++++ Source data

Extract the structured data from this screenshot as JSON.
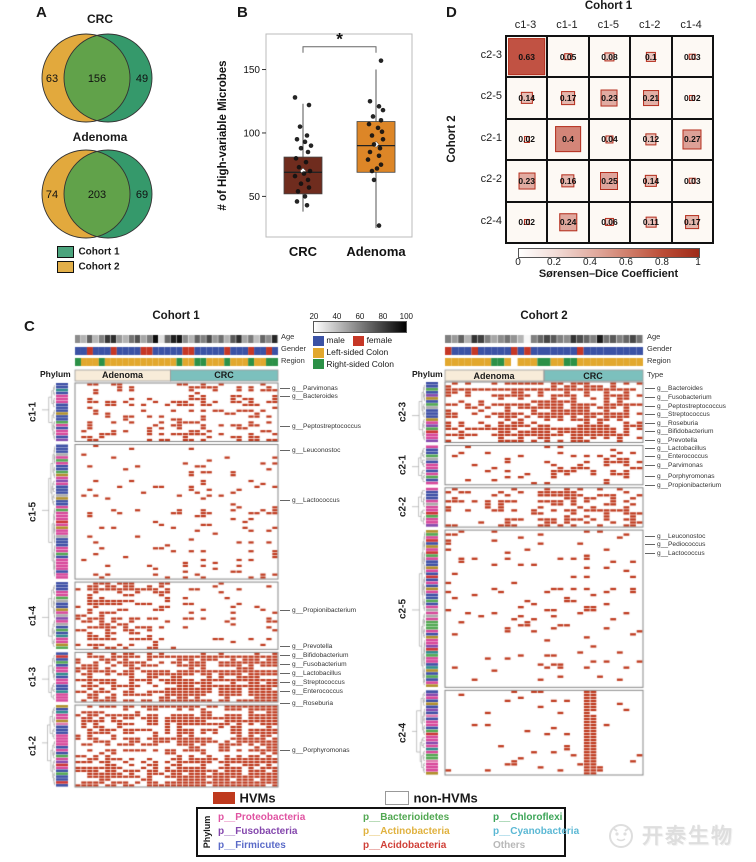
{
  "panels": {
    "a": "A",
    "b": "B",
    "c": "C",
    "d": "D"
  },
  "panel_a": {
    "legend": [
      {
        "label": "Cohort 1",
        "color": "#4ba47d"
      },
      {
        "label": "Cohort 2",
        "color": "#e2af49"
      }
    ],
    "colors": {
      "left": "#e2a93d",
      "right": "#35996b",
      "overlap": "#61a24a"
    }
  },
  "panel_c": {
    "age_scale_ticks": [
      20,
      40,
      60,
      80,
      100
    ],
    "male_label": "male",
    "female_label": "female",
    "left_colon_label": "Left-sided Colon",
    "right_colon_label": "Right-sided Colon",
    "male_color": "#3b52a5",
    "female_color": "#c63726",
    "left_color": "#e2a82e",
    "right_color": "#2c9147",
    "phylum_header": "Phylum",
    "phylum_palette": [
      [
        "#3d4fa5",
        0.34
      ],
      [
        "#d8479a",
        0.3
      ],
      [
        "#52a852",
        0.08
      ],
      [
        "#b08f2a",
        0.07
      ],
      [
        "#2e8c8c",
        0.05
      ],
      [
        "#cc3333",
        0.05
      ],
      [
        "#8447ad",
        0.05
      ],
      [
        "#e27ab0",
        0.03
      ],
      [
        "#aaaaaa",
        0.03
      ]
    ],
    "hvm_color": "#bf3a1e"
  },
  "bottom_legend": {
    "hvm_label": "HVMs",
    "hvm_color": "#bf3a1e",
    "non_hvm_label": "non-HVMs",
    "phylum_title": "Phylum",
    "items": [
      {
        "label": "p__Proteobacteria",
        "color": "#e054a2"
      },
      {
        "label": "p__Fusobacteria",
        "color": "#8447ad"
      },
      {
        "label": "p__Firmicutes",
        "color": "#5b6bc8"
      },
      {
        "label": "p__Bacterioidetes",
        "color": "#52a852"
      },
      {
        "label": "p__Actinobacteria",
        "color": "#e0b23f"
      },
      {
        "label": "p__Acidobacteria",
        "color": "#d04038"
      },
      {
        "label": "p__Chloroflexi",
        "color": "#3da558"
      },
      {
        "label": "p__Cyanobacteria",
        "color": "#5bb8d4"
      },
      {
        "label": "Others",
        "color": "#b8b8b8"
      }
    ]
  },
  "watermark": {
    "text": "开泰生物"
  },
  "chart_data": [
    {
      "id": "venn_crc",
      "type": "venn",
      "title": "CRC",
      "sets": [
        "Cohort 2",
        "Cohort 1"
      ],
      "left_only": 63,
      "intersection": 156,
      "right_only": 49
    },
    {
      "id": "venn_adenoma",
      "type": "venn",
      "title": "Adenoma",
      "sets": [
        "Cohort 2",
        "Cohort 1"
      ],
      "left_only": 74,
      "intersection": 203,
      "right_only": 69
    },
    {
      "id": "hvm_boxplot",
      "type": "box",
      "ylabel": "# of High-variable Microbes",
      "yticks": [
        50,
        100,
        150
      ],
      "ylim": [
        18,
        178
      ],
      "significance": "*",
      "categories": [
        "CRC",
        "Adenoma"
      ],
      "series": [
        {
          "name": "CRC",
          "color": "#6f2c1e",
          "whisker_low": 38,
          "q1": 52,
          "median": 69,
          "q3": 81,
          "whisker_high": 123,
          "mean": 70,
          "points": [
            128,
            122,
            105,
            98,
            95,
            93,
            90,
            88,
            85,
            80,
            77,
            73,
            70,
            68,
            66,
            63,
            60,
            57,
            54,
            50,
            46,
            43
          ],
          "jitter": [
            -8,
            6,
            -3,
            4,
            -6,
            2,
            8,
            -2,
            5,
            -7,
            3,
            -4,
            7,
            1,
            -8,
            5,
            -2,
            6,
            -5,
            2,
            -6,
            4
          ]
        },
        {
          "name": "Adenoma",
          "color": "#dd8627",
          "whisker_low": 25,
          "q1": 69,
          "median": 90,
          "q3": 109,
          "whisker_high": 150,
          "mean": 91,
          "points": [
            157,
            125,
            121,
            118,
            113,
            110,
            107,
            104,
            101,
            98,
            95,
            91,
            88,
            85,
            82,
            79,
            75,
            72,
            70,
            63,
            27
          ],
          "jitter": [
            5,
            -6,
            3,
            7,
            -3,
            5,
            -7,
            2,
            6,
            -4,
            7,
            -2,
            4,
            -6,
            3,
            -8,
            5,
            1,
            -4,
            -2,
            3
          ]
        }
      ]
    },
    {
      "id": "dice_matrix",
      "type": "heatmap",
      "title_top": "Cohort 1",
      "title_left": "Cohort 2",
      "columns": [
        "c1-3",
        "c1-1",
        "c1-5",
        "c1-2",
        "c1-4"
      ],
      "rows": [
        "c2-3",
        "c2-5",
        "c2-1",
        "c2-2",
        "c2-4"
      ],
      "values": [
        [
          0.63,
          0.05,
          0.08,
          0.1,
          0.03
        ],
        [
          0.14,
          0.17,
          0.23,
          0.21,
          0.02
        ],
        [
          0.02,
          0.4,
          0.04,
          0.12,
          0.27
        ],
        [
          0.23,
          0.16,
          0.25,
          0.14,
          0.03
        ],
        [
          0.02,
          0.24,
          0.06,
          0.11,
          0.17
        ]
      ],
      "colorbar": {
        "ticks": [
          0,
          0.2,
          0.4,
          0.6,
          0.8,
          1
        ],
        "label": "Sørensen–Dice Coefficient",
        "low": "#ffffff",
        "high": "#9e2a18"
      }
    },
    {
      "id": "hvm_cohort1",
      "type": "binary-heatmap",
      "title": "Cohort 1",
      "seed": 7,
      "groups": [
        {
          "label": "Adenoma",
          "n": 16,
          "color": "#f8ecd9"
        },
        {
          "label": "CRC",
          "n": 18,
          "color": "#7cc0bd"
        }
      ],
      "annotations": {
        "age_label": "Age",
        "gender_label": "Gender",
        "region_label": "Region",
        "age": [
          0.45,
          0.3,
          0.62,
          0.28,
          0.5,
          0.78,
          0.82,
          0.4,
          0.3,
          0.55,
          0.68,
          0.35,
          0.52,
          0.95,
          0.12,
          0.6,
          0.88,
          0.92,
          0.45,
          0.3,
          0.62,
          0.5,
          0.72,
          0.4,
          0.57,
          0.3,
          0.65,
          0.82,
          0.35,
          0.52,
          0.25,
          0.6,
          0.45,
          0.85
        ],
        "gender": [
          "M",
          "M",
          "F",
          "M",
          "M",
          "M",
          "F",
          "M",
          "M",
          "M",
          "M",
          "F",
          "F",
          "M",
          "M",
          "M",
          "M",
          "M",
          "F",
          "F",
          "M",
          "M",
          "M",
          "M",
          "M",
          "F",
          "M",
          "M",
          "M",
          "F",
          "M",
          "M",
          "F",
          "M"
        ],
        "region": [
          "R",
          "L",
          "L",
          "L",
          "R",
          "L",
          "L",
          "L",
          "L",
          "L",
          "L",
          "L",
          "L",
          "L",
          "L",
          "L",
          "L",
          "R",
          "L",
          "L",
          "R",
          "R",
          "L",
          "L",
          "L",
          "R",
          "L",
          "L",
          "L",
          "R",
          "L",
          "L",
          "R",
          "R"
        ]
      },
      "clusters": [
        {
          "label": "c1-1",
          "rows": 20,
          "density": {
            "Adenoma": 0.18,
            "CRC": 0.32
          }
        },
        {
          "label": "c1-5",
          "rows": 46,
          "density": {
            "Adenoma": 0.05,
            "CRC": 0.08
          }
        },
        {
          "label": "c1-4",
          "rows": 23,
          "density": {
            "Adenoma": 0.42,
            "CRC": 0.1
          }
        },
        {
          "label": "c1-3",
          "rows": 17,
          "density": {
            "Adenoma": 0.55,
            "CRC": 0.72
          }
        },
        {
          "label": "c1-2",
          "rows": 28,
          "density": {
            "Adenoma": 0.45,
            "CRC": 0.72
          }
        }
      ],
      "genus_annotations": [
        {
          "text": "g__Parvimonas",
          "pos": 0.005
        },
        {
          "text": "g__Bacteroides",
          "pos": 0.025
        },
        {
          "text": "g__Peptostreptococcus",
          "pos": 0.1
        },
        {
          "text": "g__Leuconostoc",
          "pos": 0.158
        },
        {
          "text": "g__Lactococcus",
          "pos": 0.282
        },
        {
          "text": "g__Propionibacterium",
          "pos": 0.554
        },
        {
          "text": "g__Prevotella",
          "pos": 0.643
        },
        {
          "text": "g__Bifidobacterium",
          "pos": 0.666
        },
        {
          "text": "g__Fusobacterium",
          "pos": 0.688
        },
        {
          "text": "g__Lactobacillus",
          "pos": 0.71
        },
        {
          "text": "g__Streptococcus",
          "pos": 0.733
        },
        {
          "text": "g__Enterococcus",
          "pos": 0.755
        },
        {
          "text": "g__Roseburia",
          "pos": 0.785
        },
        {
          "text": "g__Porphyromonas",
          "pos": 0.901
        }
      ]
    },
    {
      "id": "hvm_cohort2",
      "type": "binary-heatmap",
      "title": "Cohort 2",
      "seed": 13,
      "groups": [
        {
          "label": "Adenoma",
          "n": 15,
          "color": "#f8ecd9"
        },
        {
          "label": "CRC",
          "n": 15,
          "color": "#7cc0bd"
        }
      ],
      "annotations": {
        "age_label": "Age",
        "gender_label": "Gender",
        "region_label": "Region",
        "type_label": "Type",
        "age": [
          0.5,
          0.4,
          0.62,
          0.3,
          0.8,
          0.75,
          0.5,
          0.35,
          0.45,
          0.55,
          0.42,
          0.3,
          0.03,
          0.5,
          0.6,
          0.72,
          0.65,
          0.5,
          0.45,
          0.8,
          0.7,
          0.6,
          0.5,
          0.9,
          0.55,
          0.65,
          0.5,
          0.6,
          0.72,
          0.55
        ],
        "gender": [
          "F",
          "M",
          "M",
          "M",
          "F",
          "M",
          "M",
          "M",
          "M",
          "M",
          "F",
          "M",
          "F",
          "M",
          "M",
          "M",
          "M",
          "M",
          "M",
          "M",
          "F",
          "M",
          "M",
          "M",
          "M",
          "M",
          "M",
          "M",
          "M",
          "M"
        ],
        "region": [
          "L",
          "L",
          "L",
          "L",
          "L",
          "L",
          "L",
          "R",
          "R",
          "L",
          "W",
          "L",
          "L",
          "L",
          "R",
          "R",
          "L",
          "L",
          "R",
          "R",
          "L",
          "L",
          "L",
          "L",
          "L",
          "L",
          "L",
          "L",
          "L",
          "L"
        ]
      },
      "clusters": [
        {
          "label": "c2-3",
          "rows": 20,
          "density": {
            "Adenoma": 0.6,
            "CRC": 0.68
          }
        },
        {
          "label": "c2-1",
          "rows": 13,
          "density": {
            "Adenoma": 0.08,
            "CRC": 0.3
          }
        },
        {
          "label": "c2-2",
          "rows": 13,
          "density": {
            "Adenoma": 0.22,
            "CRC": 0.35
          }
        },
        {
          "label": "c2-5",
          "rows": 52,
          "density": {
            "Adenoma": 0.07,
            "CRC": 0.1
          }
        },
        {
          "label": "c2-4",
          "rows": 28,
          "density": {
            "Adenoma": 0.04,
            "CRC": 0.06
          },
          "solid_crc_cols": [
            6,
            7
          ]
        }
      ],
      "genus_annotations": [
        {
          "text": "g__Bacteroides",
          "pos": 0.008
        },
        {
          "text": "g__Fusobacterium",
          "pos": 0.031
        },
        {
          "text": "g__Peptostreptococcus",
          "pos": 0.053
        },
        {
          "text": "g__Streptococcus",
          "pos": 0.074
        },
        {
          "text": "g__Roseburia",
          "pos": 0.097
        },
        {
          "text": "g__Bifidobacterium",
          "pos": 0.117
        },
        {
          "text": "g__Prevotella",
          "pos": 0.14
        },
        {
          "text": "g__Lactobacillus",
          "pos": 0.16
        },
        {
          "text": "g__Enterococcus",
          "pos": 0.181
        },
        {
          "text": "g__Parvimonas",
          "pos": 0.204
        },
        {
          "text": "g__Porphyromonas",
          "pos": 0.232
        },
        {
          "text": "g__Propionibacterium",
          "pos": 0.254
        },
        {
          "text": "g__Leuconostoc",
          "pos": 0.384
        },
        {
          "text": "g__Pediococcus",
          "pos": 0.404
        },
        {
          "text": "g__Lactococcus",
          "pos": 0.427
        }
      ]
    }
  ]
}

++++++++

What is being asked
Every line above that includes the string "intersection" needs to be copied.

Response to this exercise
      "intersection": 156,
      "intersection": 203,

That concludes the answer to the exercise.